→ **Direction**: Restate the full set of records exactly, without adding or dropping a word.

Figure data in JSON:
════════

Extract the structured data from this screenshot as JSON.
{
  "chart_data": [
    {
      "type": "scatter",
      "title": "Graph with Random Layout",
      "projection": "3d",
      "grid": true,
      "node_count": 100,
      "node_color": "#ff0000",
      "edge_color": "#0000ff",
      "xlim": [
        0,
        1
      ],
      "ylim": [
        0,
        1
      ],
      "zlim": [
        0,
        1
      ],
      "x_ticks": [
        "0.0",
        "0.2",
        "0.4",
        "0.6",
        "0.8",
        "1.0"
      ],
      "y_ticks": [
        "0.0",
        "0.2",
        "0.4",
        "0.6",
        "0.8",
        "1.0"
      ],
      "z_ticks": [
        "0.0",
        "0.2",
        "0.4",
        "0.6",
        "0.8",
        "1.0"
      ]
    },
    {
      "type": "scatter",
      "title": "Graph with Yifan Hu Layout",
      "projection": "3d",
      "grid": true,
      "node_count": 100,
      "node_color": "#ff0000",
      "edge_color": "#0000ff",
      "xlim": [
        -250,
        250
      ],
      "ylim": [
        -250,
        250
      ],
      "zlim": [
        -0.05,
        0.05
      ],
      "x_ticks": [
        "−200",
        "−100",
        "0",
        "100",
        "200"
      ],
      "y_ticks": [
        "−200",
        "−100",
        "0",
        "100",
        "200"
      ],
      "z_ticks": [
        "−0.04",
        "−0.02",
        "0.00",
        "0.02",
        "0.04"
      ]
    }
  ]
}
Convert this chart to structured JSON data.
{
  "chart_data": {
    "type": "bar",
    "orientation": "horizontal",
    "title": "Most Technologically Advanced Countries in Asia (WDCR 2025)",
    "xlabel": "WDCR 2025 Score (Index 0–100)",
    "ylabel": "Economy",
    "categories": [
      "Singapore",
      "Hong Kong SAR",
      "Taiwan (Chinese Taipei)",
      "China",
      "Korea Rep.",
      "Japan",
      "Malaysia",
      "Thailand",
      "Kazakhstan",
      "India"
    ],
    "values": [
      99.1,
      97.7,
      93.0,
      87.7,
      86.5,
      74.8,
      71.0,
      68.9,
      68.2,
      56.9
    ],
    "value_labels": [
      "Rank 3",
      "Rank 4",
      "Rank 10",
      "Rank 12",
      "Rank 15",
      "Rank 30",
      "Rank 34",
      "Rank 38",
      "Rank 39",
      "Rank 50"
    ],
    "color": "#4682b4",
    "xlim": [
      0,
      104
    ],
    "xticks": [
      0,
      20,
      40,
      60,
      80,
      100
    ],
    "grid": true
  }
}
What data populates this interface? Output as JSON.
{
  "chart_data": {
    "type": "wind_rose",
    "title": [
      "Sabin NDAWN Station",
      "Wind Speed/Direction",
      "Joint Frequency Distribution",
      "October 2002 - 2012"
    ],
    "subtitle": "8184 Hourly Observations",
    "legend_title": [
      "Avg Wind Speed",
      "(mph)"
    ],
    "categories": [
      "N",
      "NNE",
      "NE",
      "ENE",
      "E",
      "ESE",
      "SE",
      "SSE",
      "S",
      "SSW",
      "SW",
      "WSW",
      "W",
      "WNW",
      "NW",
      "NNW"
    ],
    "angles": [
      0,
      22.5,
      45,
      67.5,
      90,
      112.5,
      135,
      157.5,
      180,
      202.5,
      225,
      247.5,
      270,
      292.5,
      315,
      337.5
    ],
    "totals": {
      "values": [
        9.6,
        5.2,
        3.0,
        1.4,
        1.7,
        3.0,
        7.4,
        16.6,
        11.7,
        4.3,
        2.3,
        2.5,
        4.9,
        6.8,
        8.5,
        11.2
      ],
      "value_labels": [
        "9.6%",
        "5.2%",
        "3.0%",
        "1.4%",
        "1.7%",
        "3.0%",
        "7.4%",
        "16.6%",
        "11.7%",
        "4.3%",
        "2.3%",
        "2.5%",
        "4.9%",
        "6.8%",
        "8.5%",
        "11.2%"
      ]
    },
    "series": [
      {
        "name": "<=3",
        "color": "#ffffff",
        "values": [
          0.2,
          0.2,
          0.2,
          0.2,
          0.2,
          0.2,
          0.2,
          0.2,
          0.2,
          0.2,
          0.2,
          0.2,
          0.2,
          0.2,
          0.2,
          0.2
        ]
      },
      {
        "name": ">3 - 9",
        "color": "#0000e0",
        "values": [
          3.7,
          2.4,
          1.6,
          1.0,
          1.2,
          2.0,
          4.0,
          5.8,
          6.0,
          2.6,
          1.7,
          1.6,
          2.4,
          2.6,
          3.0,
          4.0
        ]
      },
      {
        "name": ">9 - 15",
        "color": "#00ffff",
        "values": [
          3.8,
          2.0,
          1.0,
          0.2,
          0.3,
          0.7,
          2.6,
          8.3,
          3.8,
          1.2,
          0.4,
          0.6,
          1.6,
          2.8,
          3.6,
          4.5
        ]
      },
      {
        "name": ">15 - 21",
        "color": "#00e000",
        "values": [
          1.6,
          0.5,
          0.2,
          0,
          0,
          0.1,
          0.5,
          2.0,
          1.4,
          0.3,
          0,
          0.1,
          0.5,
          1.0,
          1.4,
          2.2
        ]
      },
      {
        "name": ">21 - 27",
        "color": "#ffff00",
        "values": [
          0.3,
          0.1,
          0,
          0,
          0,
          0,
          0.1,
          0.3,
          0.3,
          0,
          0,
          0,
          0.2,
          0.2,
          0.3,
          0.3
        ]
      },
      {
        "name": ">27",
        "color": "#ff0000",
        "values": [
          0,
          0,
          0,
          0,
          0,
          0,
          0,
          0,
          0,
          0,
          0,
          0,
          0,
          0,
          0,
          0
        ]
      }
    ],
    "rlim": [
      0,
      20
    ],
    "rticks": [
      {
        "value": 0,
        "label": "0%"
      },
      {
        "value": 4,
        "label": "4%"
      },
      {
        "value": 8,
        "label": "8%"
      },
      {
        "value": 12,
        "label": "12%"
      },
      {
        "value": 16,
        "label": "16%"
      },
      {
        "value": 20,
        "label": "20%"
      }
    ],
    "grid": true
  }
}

════════

→ **Result of this task**:
Extract the structured data from this screenshot as JSON.
{
  "chart_data": [
    {
      "type": "scatter",
      "title": "Graph with Random Layout",
      "projection": "3d",
      "grid": true,
      "node_count": 100,
      "node_color": "#ff0000",
      "edge_color": "#0000ff",
      "xlim": [
        0,
        1
      ],
      "ylim": [
        0,
        1
      ],
      "zlim": [
        0,
        1
      ],
      "x_ticks": [
        "0.0",
        "0.2",
        "0.4",
        "0.6",
        "0.8",
        "1.0"
      ],
      "y_ticks": [
        "0.0",
        "0.2",
        "0.4",
        "0.6",
        "0.8",
        "1.0"
      ],
      "z_ticks": [
        "0.0",
        "0.2",
        "0.4",
        "0.6",
        "0.8",
        "1.0"
      ]
    },
    {
      "type": "scatter",
      "title": "Graph with Yifan Hu Layout",
      "projection": "3d",
      "grid": true,
      "node_count": 100,
      "node_color": "#ff0000",
      "edge_color": "#0000ff",
      "xlim": [
        -250,
        250
      ],
      "ylim": [
        -250,
        250
      ],
      "zlim": [
        -0.05,
        0.05
      ],
      "x_ticks": [
        "−200",
        "−100",
        "0",
        "100",
        "200"
      ],
      "y_ticks": [
        "−200",
        "−100",
        "0",
        "100",
        "200"
      ],
      "z_ticks": [
        "−0.04",
        "−0.02",
        "0.00",
        "0.02",
        "0.04"
      ]
    }
  ]
}
Convert this chart to structured JSON data.
{
  "chart_data": {
    "type": "bar",
    "orientation": "horizontal",
    "title": "Most Technologically Advanced Countries in Asia (WDCR 2025)",
    "xlabel": "WDCR 2025 Score (Index 0–100)",
    "ylabel": "Economy",
    "categories": [
      "Singapore",
      "Hong Kong SAR",
      "Taiwan (Chinese Taipei)",
      "China",
      "Korea Rep.",
      "Japan",
      "Malaysia",
      "Thailand",
      "Kazakhstan",
      "India"
    ],
    "values": [
      99.1,
      97.7,
      93.0,
      87.7,
      86.5,
      74.8,
      71.0,
      68.9,
      68.2,
      56.9
    ],
    "value_labels": [
      "Rank 3",
      "Rank 4",
      "Rank 10",
      "Rank 12",
      "Rank 15",
      "Rank 30",
      "Rank 34",
      "Rank 38",
      "Rank 39",
      "Rank 50"
    ],
    "color": "#4682b4",
    "xlim": [
      0,
      104
    ],
    "xticks": [
      0,
      20,
      40,
      60,
      80,
      100
    ],
    "grid": true
  }
}
What data populates this interface? Output as JSON.
{
  "chart_data": {
    "type": "wind_rose",
    "title": [
      "Sabin NDAWN Station",
      "Wind Speed/Direction",
      "Joint Frequency Distribution",
      "October 2002 - 2012"
    ],
    "subtitle": "8184 Hourly Observations",
    "legend_title": [
      "Avg Wind Speed",
      "(mph)"
    ],
    "categories": [
      "N",
      "NNE",
      "NE",
      "ENE",
      "E",
      "ESE",
      "SE",
      "SSE",
      "S",
      "SSW",
      "SW",
      "WSW",
      "W",
      "WNW",
      "NW",
      "NNW"
    ],
    "angles": [
      0,
      22.5,
      45,
      67.5,
      90,
      112.5,
      135,
      157.5,
      180,
      202.5,
      225,
      247.5,
      270,
      292.5,
      315,
      337.5
    ],
    "totals": {
      "values": [
        9.6,
        5.2,
        3.0,
        1.4,
        1.7,
        3.0,
        7.4,
        16.6,
        11.7,
        4.3,
        2.3,
        2.5,
        4.9,
        6.8,
        8.5,
        11.2
      ],
      "value_labels": [
        "9.6%",
        "5.2%",
        "3.0%",
        "1.4%",
        "1.7%",
        "3.0%",
        "7.4%",
        "16.6%",
        "11.7%",
        "4.3%",
        "2.3%",
        "2.5%",
        "4.9%",
        "6.8%",
        "8.5%",
        "11.2%"
      ]
    },
    "series": [
      {
        "name": "<=3",
        "color": "#ffffff",
        "values": [
          0.2,
          0.2,
          0.2,
          0.2,
          0.2,
          0.2,
          0.2,
          0.2,
          0.2,
          0.2,
          0.2,
          0.2,
          0.2,
          0.2,
          0.2,
          0.2
        ]
      },
      {
        "name": ">3 - 9",
        "color": "#0000e0",
        "values": [
          3.7,
          2.4,
          1.6,
          1.0,
          1.2,
          2.0,
          4.0,
          5.8,
          6.0,
          2.6,
          1.7,
          1.6,
          2.4,
          2.6,
          3.0,
          4.0
        ]
      },
      {
        "name": ">9 - 15",
        "color": "#00ffff",
        "values": [
          3.8,
          2.0,
          1.0,
          0.2,
          0.3,
          0.7,
          2.6,
          8.3,
          3.8,
          1.2,
          0.4,
          0.6,
          1.6,
          2.8,
          3.6,
          4.5
        ]
      },
      {
        "name": ">15 - 21",
        "color": "#00e000",
        "values": [
          1.6,
          0.5,
          0.2,
          0,
          0,
          0.1,
          0.5,
          2.0,
          1.4,
          0.3,
          0,
          0.1,
          0.5,
          1.0,
          1.4,
          2.2
        ]
      },
      {
        "name": ">21 - 27",
        "color": "#ffff00",
        "values": [
          0.3,
          0.1,
          0,
          0,
          0,
          0,
          0.1,
          0.3,
          0.3,
          0,
          0,
          0,
          0.2,
          0.2,
          0.3,
          0.3
        ]
      },
      {
        "name": ">27",
        "color": "#ff0000",
        "values": [
          0,
          0,
          0,
          0,
          0,
          0,
          0,
          0,
          0,
          0,
          0,
          0,
          0,
          0,
          0,
          0
        ]
      }
    ],
    "rlim": [
      0,
      20
    ],
    "rticks": [
      {
        "value": 0,
        "label": "0%"
      },
      {
        "value": 4,
        "label": "4%"
      },
      {
        "value": 8,
        "label": "8%"
      },
      {
        "value": 12,
        "label": "12%"
      },
      {
        "value": 16,
        "label": "16%"
      },
      {
        "value": 20,
        "label": "20%"
      }
    ],
    "grid": true
  }
}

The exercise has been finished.